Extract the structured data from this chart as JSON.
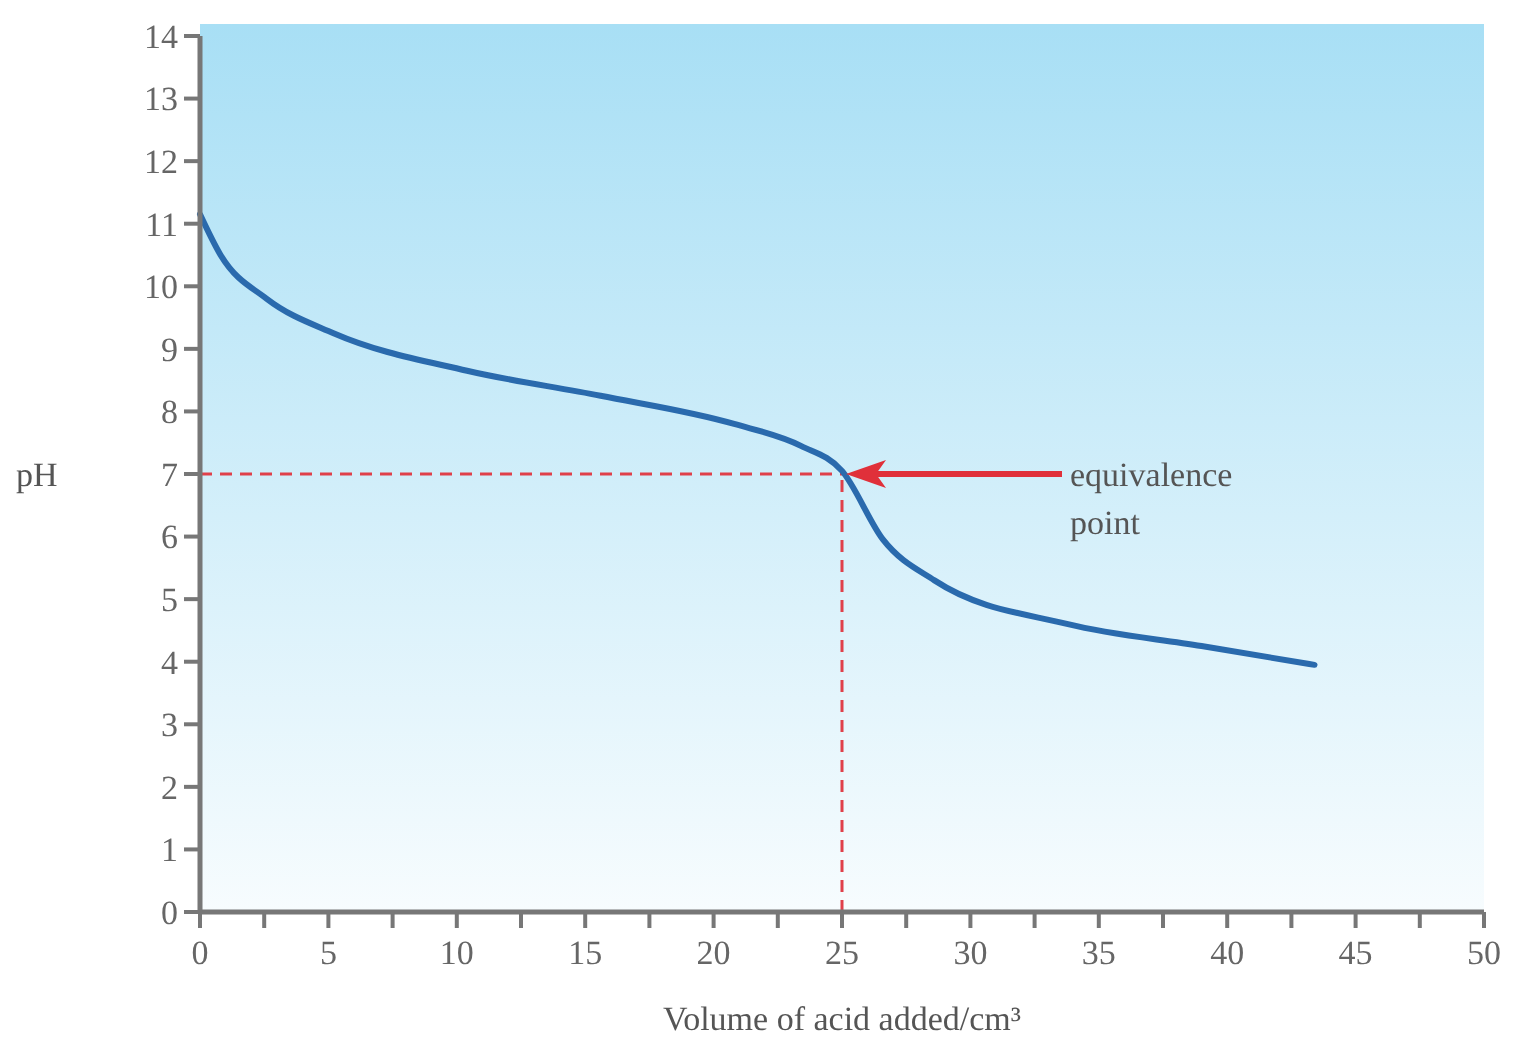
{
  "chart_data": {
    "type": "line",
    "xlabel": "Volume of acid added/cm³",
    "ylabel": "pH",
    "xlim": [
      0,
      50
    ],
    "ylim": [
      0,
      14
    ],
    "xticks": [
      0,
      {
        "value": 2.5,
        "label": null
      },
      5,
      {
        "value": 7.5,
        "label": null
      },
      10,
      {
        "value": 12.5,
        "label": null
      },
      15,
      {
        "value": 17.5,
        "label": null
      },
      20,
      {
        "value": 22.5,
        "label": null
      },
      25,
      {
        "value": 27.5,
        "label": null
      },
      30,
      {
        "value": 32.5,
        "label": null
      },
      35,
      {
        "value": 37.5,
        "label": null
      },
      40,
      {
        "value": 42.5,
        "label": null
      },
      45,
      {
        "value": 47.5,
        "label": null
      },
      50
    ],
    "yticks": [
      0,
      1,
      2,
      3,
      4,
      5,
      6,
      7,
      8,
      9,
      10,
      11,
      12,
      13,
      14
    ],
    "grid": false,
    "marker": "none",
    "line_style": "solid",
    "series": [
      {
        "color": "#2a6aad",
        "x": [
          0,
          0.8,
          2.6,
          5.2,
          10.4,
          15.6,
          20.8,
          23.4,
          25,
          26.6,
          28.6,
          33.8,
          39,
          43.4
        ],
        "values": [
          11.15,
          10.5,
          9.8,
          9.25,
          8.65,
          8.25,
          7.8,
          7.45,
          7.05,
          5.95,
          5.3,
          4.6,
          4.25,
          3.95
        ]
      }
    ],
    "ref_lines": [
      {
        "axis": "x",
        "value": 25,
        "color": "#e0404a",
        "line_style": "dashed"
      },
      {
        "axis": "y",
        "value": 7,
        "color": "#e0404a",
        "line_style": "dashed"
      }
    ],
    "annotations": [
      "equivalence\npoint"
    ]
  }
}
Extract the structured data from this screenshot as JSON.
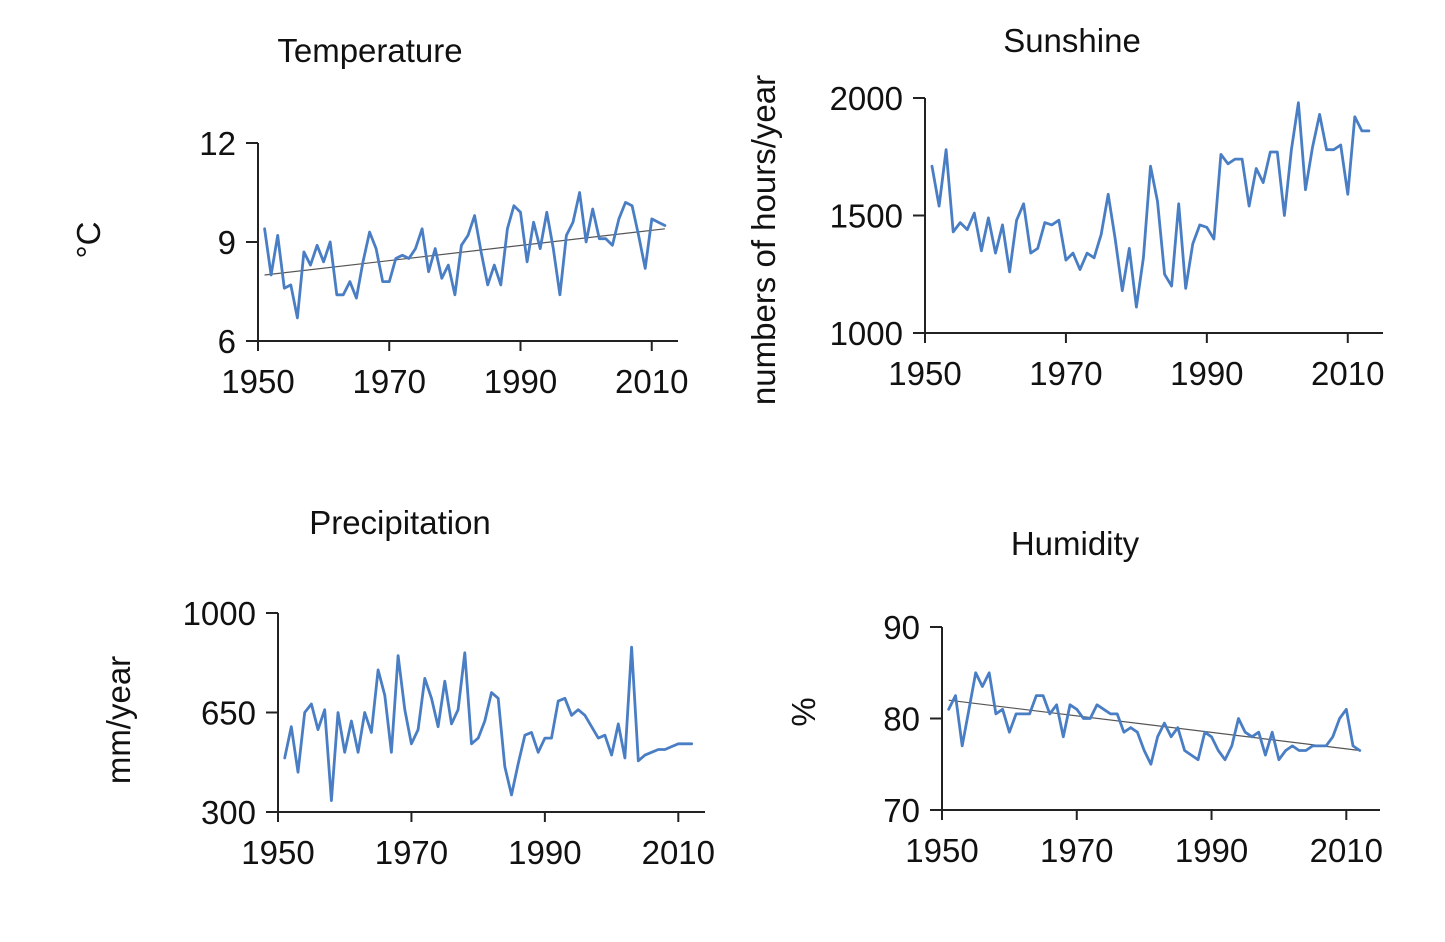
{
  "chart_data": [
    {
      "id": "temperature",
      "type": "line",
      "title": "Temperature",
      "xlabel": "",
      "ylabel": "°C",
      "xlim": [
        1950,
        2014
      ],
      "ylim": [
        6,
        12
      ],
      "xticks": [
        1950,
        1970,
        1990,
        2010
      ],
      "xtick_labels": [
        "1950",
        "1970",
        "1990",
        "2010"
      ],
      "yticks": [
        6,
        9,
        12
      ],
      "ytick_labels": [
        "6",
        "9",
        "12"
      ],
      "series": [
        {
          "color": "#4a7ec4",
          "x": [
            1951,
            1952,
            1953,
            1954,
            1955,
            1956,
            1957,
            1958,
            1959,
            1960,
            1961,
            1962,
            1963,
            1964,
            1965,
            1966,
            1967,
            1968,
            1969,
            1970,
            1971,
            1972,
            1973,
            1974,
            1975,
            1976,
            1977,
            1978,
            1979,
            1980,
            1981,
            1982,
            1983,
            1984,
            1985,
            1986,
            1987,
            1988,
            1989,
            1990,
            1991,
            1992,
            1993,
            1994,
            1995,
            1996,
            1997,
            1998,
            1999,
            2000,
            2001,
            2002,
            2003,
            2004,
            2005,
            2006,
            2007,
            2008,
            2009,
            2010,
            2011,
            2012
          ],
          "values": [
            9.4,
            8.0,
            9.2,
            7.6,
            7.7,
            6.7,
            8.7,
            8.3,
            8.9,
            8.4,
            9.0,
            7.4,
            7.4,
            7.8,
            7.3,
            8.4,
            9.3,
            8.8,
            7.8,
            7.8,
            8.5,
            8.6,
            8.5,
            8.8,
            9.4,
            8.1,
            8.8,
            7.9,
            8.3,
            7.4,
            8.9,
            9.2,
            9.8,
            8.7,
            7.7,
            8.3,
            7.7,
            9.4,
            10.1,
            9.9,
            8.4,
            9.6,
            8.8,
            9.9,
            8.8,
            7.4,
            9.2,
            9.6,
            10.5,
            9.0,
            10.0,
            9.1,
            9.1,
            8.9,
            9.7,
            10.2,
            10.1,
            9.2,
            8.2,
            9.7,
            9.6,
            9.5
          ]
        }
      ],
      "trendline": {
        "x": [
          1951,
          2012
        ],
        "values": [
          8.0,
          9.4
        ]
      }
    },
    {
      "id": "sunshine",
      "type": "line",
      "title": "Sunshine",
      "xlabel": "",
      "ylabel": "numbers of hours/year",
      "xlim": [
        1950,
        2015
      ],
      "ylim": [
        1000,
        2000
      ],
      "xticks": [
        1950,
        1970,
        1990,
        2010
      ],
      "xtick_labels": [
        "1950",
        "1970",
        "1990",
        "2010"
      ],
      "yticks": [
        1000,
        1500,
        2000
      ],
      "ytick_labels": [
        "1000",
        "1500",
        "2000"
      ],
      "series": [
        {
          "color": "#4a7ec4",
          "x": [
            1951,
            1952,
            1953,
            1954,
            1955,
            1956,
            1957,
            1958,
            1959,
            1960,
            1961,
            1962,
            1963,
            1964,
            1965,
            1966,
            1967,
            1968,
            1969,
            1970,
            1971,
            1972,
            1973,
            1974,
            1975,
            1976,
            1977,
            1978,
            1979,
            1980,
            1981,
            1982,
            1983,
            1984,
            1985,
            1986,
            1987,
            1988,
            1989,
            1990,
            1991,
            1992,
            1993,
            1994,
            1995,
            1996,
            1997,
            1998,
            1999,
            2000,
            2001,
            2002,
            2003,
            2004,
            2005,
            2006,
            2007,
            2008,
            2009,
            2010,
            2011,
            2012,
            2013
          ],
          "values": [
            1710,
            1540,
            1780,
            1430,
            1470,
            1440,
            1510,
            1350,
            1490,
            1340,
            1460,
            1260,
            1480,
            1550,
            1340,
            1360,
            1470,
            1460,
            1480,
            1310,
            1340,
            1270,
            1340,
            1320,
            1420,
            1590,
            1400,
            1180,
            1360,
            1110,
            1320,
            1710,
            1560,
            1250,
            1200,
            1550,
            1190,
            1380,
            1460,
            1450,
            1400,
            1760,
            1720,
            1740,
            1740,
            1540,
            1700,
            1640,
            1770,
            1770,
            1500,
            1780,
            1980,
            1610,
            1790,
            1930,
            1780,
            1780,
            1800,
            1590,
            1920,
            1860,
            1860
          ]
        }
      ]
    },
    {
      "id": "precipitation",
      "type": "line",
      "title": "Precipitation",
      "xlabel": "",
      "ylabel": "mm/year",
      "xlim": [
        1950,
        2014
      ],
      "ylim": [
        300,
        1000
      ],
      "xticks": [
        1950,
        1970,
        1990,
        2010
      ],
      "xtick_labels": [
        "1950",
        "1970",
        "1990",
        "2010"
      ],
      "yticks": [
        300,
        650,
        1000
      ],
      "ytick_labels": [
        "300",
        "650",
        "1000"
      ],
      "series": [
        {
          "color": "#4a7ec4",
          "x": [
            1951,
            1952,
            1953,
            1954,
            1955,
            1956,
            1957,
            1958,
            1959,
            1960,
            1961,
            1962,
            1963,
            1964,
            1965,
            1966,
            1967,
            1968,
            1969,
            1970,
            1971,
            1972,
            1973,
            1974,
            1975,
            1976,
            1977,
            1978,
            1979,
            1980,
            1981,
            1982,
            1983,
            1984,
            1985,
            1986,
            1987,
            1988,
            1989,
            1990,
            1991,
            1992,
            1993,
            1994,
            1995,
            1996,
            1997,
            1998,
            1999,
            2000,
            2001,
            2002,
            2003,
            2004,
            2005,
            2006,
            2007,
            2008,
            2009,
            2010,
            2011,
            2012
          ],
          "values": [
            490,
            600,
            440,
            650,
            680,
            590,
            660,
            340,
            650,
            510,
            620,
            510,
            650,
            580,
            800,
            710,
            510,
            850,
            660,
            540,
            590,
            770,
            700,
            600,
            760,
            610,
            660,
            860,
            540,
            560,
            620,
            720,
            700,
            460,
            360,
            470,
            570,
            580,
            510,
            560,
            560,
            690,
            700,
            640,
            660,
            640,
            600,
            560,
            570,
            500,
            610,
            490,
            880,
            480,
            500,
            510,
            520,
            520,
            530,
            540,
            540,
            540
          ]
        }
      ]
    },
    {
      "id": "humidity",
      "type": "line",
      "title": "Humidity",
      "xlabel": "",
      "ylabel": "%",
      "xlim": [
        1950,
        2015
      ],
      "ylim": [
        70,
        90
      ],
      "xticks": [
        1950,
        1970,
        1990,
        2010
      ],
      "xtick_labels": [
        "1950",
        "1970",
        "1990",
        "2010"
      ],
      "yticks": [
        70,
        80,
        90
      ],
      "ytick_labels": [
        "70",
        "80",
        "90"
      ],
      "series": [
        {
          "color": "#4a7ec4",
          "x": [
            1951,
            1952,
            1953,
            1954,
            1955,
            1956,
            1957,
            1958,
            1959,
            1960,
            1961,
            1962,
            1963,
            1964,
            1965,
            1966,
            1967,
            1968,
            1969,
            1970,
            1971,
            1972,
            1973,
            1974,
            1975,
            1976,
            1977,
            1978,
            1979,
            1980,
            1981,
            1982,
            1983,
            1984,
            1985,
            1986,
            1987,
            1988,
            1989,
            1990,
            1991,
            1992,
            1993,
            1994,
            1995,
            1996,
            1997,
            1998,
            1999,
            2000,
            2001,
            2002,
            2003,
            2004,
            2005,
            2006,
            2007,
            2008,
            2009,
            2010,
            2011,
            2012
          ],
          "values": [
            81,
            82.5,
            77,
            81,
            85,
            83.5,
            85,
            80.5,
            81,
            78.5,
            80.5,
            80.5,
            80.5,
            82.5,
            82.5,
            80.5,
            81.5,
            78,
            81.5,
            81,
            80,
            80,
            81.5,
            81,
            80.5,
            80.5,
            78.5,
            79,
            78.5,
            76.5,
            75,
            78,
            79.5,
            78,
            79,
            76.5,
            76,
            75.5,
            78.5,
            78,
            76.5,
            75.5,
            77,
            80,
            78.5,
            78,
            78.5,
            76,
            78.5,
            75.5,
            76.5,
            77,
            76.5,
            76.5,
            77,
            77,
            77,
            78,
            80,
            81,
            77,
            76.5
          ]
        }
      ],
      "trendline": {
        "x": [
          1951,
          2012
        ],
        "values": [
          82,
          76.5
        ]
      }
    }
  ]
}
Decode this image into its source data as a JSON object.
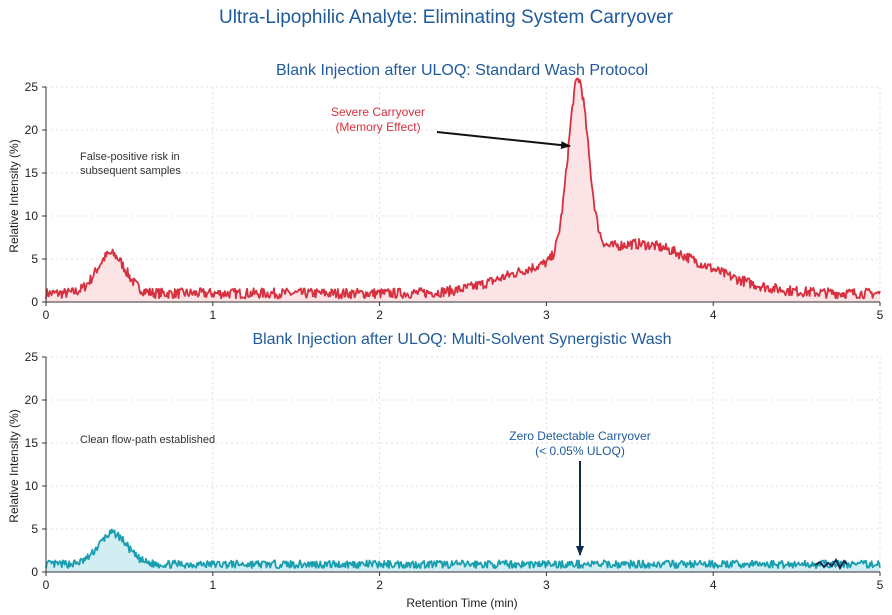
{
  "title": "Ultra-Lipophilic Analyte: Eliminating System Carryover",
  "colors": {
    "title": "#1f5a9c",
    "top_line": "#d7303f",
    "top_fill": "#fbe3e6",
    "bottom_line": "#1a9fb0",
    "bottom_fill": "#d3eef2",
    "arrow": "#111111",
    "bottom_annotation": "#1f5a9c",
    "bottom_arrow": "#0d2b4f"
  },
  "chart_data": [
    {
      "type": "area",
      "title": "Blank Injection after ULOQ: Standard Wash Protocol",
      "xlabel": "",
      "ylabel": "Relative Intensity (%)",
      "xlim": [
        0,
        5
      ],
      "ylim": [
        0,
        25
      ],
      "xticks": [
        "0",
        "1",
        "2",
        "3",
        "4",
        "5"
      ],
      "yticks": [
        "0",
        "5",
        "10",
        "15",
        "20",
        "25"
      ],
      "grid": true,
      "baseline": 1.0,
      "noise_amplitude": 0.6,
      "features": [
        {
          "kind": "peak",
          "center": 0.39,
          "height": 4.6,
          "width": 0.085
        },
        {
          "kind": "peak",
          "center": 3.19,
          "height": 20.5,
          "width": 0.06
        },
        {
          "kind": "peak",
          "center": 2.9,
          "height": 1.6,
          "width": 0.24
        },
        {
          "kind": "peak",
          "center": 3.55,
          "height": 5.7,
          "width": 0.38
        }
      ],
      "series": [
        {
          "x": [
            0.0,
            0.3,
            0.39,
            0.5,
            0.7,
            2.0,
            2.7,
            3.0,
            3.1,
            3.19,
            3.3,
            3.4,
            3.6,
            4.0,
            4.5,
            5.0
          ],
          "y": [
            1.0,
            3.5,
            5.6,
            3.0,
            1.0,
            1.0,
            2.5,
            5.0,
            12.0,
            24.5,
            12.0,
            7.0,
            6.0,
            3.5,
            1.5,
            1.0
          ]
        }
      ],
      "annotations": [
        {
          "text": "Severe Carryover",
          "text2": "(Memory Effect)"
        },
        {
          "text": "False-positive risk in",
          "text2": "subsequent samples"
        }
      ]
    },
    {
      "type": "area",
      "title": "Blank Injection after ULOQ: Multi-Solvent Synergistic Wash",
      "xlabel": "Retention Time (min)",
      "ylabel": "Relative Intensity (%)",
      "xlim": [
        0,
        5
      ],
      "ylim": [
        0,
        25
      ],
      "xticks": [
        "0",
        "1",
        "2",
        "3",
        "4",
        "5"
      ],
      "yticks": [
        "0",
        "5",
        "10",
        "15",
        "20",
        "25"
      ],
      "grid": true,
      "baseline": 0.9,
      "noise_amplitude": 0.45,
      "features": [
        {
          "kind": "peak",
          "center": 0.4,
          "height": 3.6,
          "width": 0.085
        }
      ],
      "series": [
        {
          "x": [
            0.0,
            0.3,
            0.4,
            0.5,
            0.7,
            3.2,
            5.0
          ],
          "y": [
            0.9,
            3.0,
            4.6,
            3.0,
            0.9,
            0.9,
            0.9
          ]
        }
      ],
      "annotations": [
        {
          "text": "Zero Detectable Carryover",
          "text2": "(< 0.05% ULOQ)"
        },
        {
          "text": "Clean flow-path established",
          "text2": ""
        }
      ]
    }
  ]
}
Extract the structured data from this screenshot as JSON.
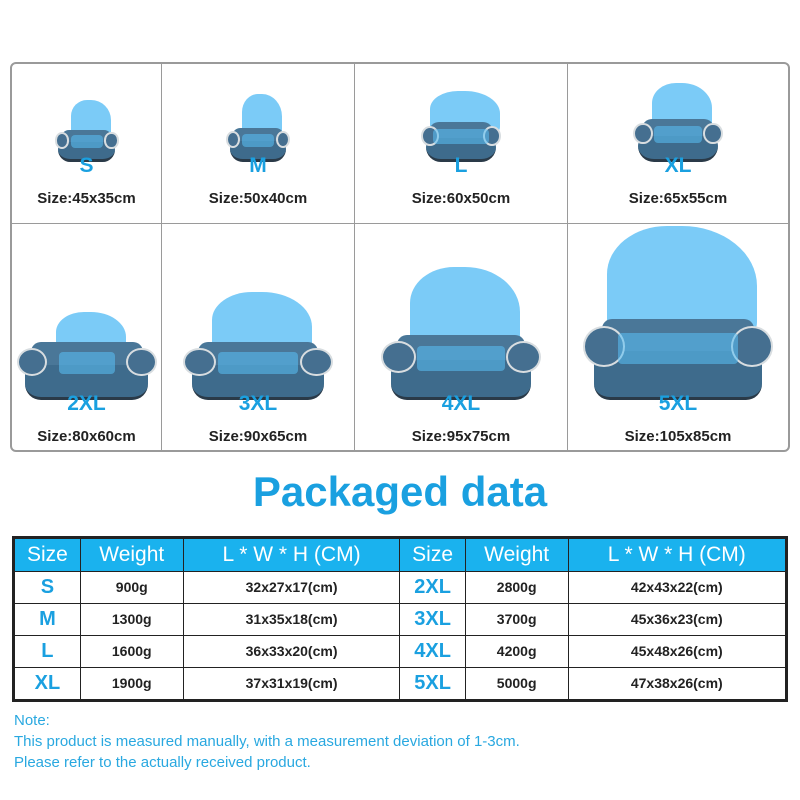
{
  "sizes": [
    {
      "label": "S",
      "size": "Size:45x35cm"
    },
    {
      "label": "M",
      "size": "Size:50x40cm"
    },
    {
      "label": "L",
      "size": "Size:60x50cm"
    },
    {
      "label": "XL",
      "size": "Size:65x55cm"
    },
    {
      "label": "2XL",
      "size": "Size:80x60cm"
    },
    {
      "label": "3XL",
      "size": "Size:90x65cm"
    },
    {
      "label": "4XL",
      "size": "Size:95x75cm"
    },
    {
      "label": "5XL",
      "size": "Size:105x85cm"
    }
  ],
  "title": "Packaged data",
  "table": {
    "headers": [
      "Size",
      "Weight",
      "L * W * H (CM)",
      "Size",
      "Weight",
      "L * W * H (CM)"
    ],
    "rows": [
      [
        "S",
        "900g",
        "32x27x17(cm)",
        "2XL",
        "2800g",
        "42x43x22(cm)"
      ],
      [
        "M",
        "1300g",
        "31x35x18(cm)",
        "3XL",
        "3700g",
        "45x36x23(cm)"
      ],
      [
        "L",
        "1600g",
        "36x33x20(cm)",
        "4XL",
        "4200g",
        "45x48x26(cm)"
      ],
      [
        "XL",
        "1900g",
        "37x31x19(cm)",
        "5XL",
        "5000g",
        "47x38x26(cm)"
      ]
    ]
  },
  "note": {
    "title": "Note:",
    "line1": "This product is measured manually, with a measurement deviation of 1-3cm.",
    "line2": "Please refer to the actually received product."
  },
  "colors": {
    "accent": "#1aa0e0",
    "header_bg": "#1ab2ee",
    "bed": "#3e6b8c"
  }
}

______

• [YOUR INSTRUCTIONS]: Identify each line in the entries with the word "Carryover" and copy it.

• [SOLUTION TO THIS EXERCISE]:
  "title": "Ultra-Lipophilic Analyte: Eliminating System Carryover",
          "text": "Severe Carryover",
          "text": "Zero Detectable Carryover",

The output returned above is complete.